Short exercise => Reproduce every entry exactly and leave its pictures out.

Data for processing =>
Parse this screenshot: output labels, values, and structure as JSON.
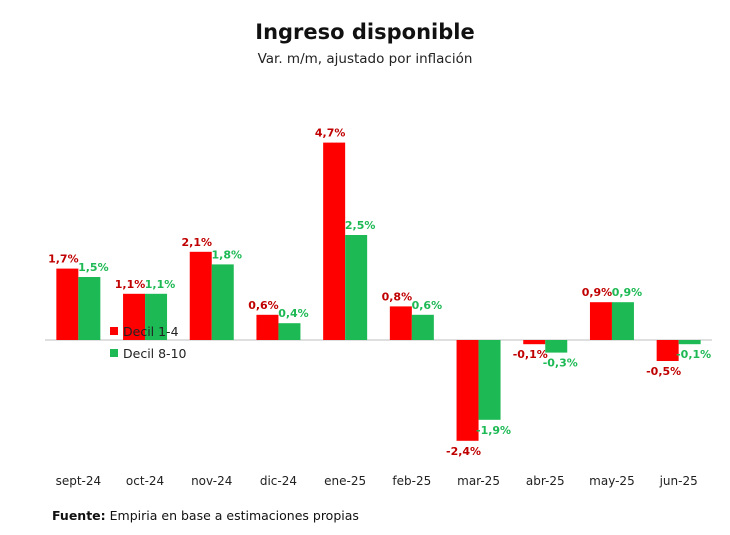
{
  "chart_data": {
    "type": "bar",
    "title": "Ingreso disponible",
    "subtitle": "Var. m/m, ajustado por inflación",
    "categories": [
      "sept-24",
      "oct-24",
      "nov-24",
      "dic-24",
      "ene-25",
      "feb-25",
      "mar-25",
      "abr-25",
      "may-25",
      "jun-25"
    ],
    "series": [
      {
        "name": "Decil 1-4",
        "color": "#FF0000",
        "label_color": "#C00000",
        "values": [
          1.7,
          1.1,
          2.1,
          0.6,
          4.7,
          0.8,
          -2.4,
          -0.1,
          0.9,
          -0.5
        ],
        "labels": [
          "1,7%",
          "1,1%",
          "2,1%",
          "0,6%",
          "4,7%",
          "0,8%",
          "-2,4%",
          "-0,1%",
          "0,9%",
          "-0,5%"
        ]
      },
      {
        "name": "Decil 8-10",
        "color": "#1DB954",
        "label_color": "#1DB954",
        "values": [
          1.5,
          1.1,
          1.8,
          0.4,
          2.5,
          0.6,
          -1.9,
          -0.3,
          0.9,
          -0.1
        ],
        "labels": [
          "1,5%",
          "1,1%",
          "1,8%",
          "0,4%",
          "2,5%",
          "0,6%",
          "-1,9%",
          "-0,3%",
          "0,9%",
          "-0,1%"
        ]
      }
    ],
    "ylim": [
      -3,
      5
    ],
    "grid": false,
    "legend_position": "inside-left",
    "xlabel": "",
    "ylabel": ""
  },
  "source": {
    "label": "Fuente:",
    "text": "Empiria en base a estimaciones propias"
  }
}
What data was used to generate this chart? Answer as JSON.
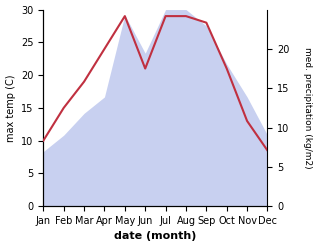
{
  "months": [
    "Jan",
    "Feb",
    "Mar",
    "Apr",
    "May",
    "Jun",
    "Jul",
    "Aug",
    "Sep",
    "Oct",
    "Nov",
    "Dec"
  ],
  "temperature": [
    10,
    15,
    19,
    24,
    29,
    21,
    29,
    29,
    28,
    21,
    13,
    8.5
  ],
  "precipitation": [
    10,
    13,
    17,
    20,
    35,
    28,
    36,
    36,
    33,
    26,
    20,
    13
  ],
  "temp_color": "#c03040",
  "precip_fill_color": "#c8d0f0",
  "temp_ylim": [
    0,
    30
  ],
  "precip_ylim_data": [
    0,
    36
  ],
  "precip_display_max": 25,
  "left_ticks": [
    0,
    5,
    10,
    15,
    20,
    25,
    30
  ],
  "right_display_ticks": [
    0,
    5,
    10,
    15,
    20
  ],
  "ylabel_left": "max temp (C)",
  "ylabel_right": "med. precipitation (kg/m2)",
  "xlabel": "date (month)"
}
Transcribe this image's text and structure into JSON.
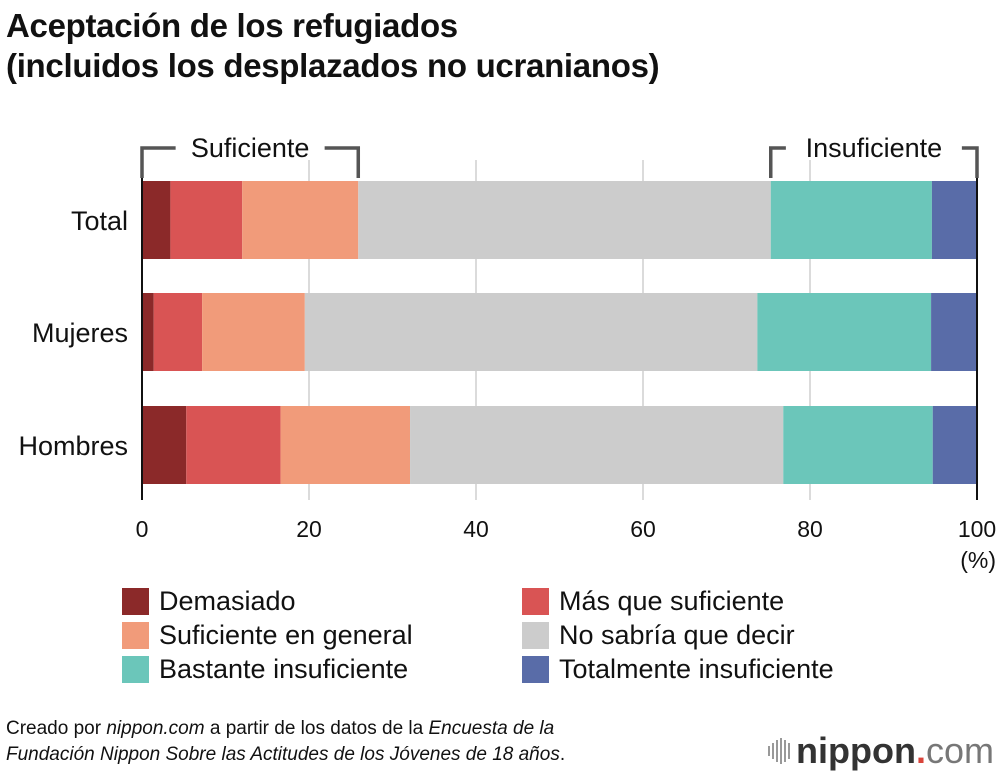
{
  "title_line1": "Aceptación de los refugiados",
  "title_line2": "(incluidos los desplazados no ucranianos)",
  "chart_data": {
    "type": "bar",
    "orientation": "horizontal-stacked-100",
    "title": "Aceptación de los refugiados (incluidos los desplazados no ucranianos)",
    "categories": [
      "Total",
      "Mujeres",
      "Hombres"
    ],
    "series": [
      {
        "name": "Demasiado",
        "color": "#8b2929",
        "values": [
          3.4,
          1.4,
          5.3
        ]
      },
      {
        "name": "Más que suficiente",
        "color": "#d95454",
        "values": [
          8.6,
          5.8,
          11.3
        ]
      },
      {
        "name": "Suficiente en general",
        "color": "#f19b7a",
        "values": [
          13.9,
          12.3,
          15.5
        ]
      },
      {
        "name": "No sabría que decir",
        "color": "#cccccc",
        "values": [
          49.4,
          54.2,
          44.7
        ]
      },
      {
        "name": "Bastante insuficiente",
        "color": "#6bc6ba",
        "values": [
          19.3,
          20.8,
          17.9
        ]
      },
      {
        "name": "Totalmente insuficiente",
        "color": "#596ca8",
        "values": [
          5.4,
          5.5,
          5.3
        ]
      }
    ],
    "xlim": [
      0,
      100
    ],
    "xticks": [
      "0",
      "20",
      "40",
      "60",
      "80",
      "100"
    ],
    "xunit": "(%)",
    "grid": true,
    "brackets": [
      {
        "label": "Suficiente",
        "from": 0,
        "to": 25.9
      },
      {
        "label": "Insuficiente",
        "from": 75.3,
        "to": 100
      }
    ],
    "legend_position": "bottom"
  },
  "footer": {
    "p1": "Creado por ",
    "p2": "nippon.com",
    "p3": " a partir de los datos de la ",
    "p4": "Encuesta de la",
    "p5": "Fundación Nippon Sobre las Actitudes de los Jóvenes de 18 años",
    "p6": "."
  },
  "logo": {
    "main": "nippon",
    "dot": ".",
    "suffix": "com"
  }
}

Answer to the problem =>
Parse this screenshot: output labels, values, and structure as JSON.
{
  "chart_data": {
    "type": "bar",
    "title": "Ingreso disponible",
    "subtitle": "Var. m/m, ajustado por inflación",
    "categories": [
      "sept-24",
      "oct-24",
      "nov-24",
      "dic-24",
      "ene-25",
      "feb-25",
      "mar-25",
      "abr-25",
      "may-25",
      "jun-25"
    ],
    "series": [
      {
        "name": "Decil 1-4",
        "color": "#FF0000",
        "label_color": "#C00000",
        "values": [
          1.7,
          1.1,
          2.1,
          0.6,
          4.7,
          0.8,
          -2.4,
          -0.1,
          0.9,
          -0.5
        ],
        "labels": [
          "1,7%",
          "1,1%",
          "2,1%",
          "0,6%",
          "4,7%",
          "0,8%",
          "-2,4%",
          "-0,1%",
          "0,9%",
          "-0,5%"
        ]
      },
      {
        "name": "Decil 8-10",
        "color": "#1DB954",
        "label_color": "#1DB954",
        "values": [
          1.5,
          1.1,
          1.8,
          0.4,
          2.5,
          0.6,
          -1.9,
          -0.3,
          0.9,
          -0.1
        ],
        "labels": [
          "1,5%",
          "1,1%",
          "1,8%",
          "0,4%",
          "2,5%",
          "0,6%",
          "-1,9%",
          "-0,3%",
          "0,9%",
          "-0,1%"
        ]
      }
    ],
    "ylim": [
      -3,
      5
    ],
    "grid": false,
    "legend_position": "inside-left",
    "xlabel": "",
    "ylabel": ""
  },
  "source": {
    "label": "Fuente:",
    "text": "Empiria en base a estimaciones propias"
  }
}
What data was used to generate this chart? Answer as JSON.
{
  "months": [
    "Jan",
    "Feb",
    "Mar",
    "Apr",
    "May",
    "Jun",
    "Jul",
    "Aug",
    "Sep",
    "Oct",
    "Nov",
    "Dec"
  ],
  "temperature": [
    10,
    15,
    19,
    24,
    29,
    21,
    29,
    29,
    28,
    21,
    13,
    8.5
  ],
  "precipitation": [
    10,
    13,
    17,
    20,
    35,
    28,
    36,
    36,
    33,
    26,
    20,
    13
  ],
  "temp_color": "#c03040",
  "precip_fill_color": "#c8d0f0",
  "temp_ylim": [
    0,
    30
  ],
  "precip_ylim_data": [
    0,
    36
  ],
  "precip_display_max": 25,
  "left_ticks": [
    0,
    5,
    10,
    15,
    20,
    25,
    30
  ],
  "right_display_ticks": [
    0,
    5,
    10,
    15,
    20
  ],
  "ylabel_left": "max temp (C)",
  "ylabel_right": "med. precipitation (kg/m2)",
  "xlabel": "date (month)"
}
Transcribe this image's text and structure into JSON.
{
  "title_line1": "Aceptación de los refugiados",
  "title_line2": "(incluidos los desplazados no ucranianos)",
  "chart_data": {
    "type": "bar",
    "orientation": "horizontal-stacked-100",
    "title": "Aceptación de los refugiados (incluidos los desplazados no ucranianos)",
    "categories": [
      "Total",
      "Mujeres",
      "Hombres"
    ],
    "series": [
      {
        "name": "Demasiado",
        "color": "#8b2929",
        "values": [
          3.4,
          1.4,
          5.3
        ]
      },
      {
        "name": "Más que suficiente",
        "color": "#d95454",
        "values": [
          8.6,
          5.8,
          11.3
        ]
      },
      {
        "name": "Suficiente en general",
        "color": "#f19b7a",
        "values": [
          13.9,
          12.3,
          15.5
        ]
      },
      {
        "name": "No sabría que decir",
        "color": "#cccccc",
        "values": [
          49.4,
          54.2,
          44.7
        ]
      },
      {
        "name": "Bastante insuficiente",
        "color": "#6bc6ba",
        "values": [
          19.3,
          20.8,
          17.9
        ]
      },
      {
        "name": "Totalmente insuficiente",
        "color": "#596ca8",
        "values": [
          5.4,
          5.5,
          5.3
        ]
      }
    ],
    "xlim": [
      0,
      100
    ],
    "xticks": [
      "0",
      "20",
      "40",
      "60",
      "80",
      "100"
    ],
    "xunit": "(%)",
    "grid": true,
    "brackets": [
      {
        "label": "Suficiente",
        "from": 0,
        "to": 25.9
      },
      {
        "label": "Insuficiente",
        "from": 75.3,
        "to": 100
      }
    ],
    "legend_position": "bottom"
  },
  "footer": {
    "p1": "Creado por ",
    "p2": "nippon.com",
    "p3": " a partir de los datos de la ",
    "p4": "Encuesta de la",
    "p5": "Fundación Nippon Sobre las Actitudes de los Jóvenes de 18 años",
    "p6": "."
  },
  "logo": {
    "main": "nippon",
    "dot": ".",
    "suffix": "com"
  }
}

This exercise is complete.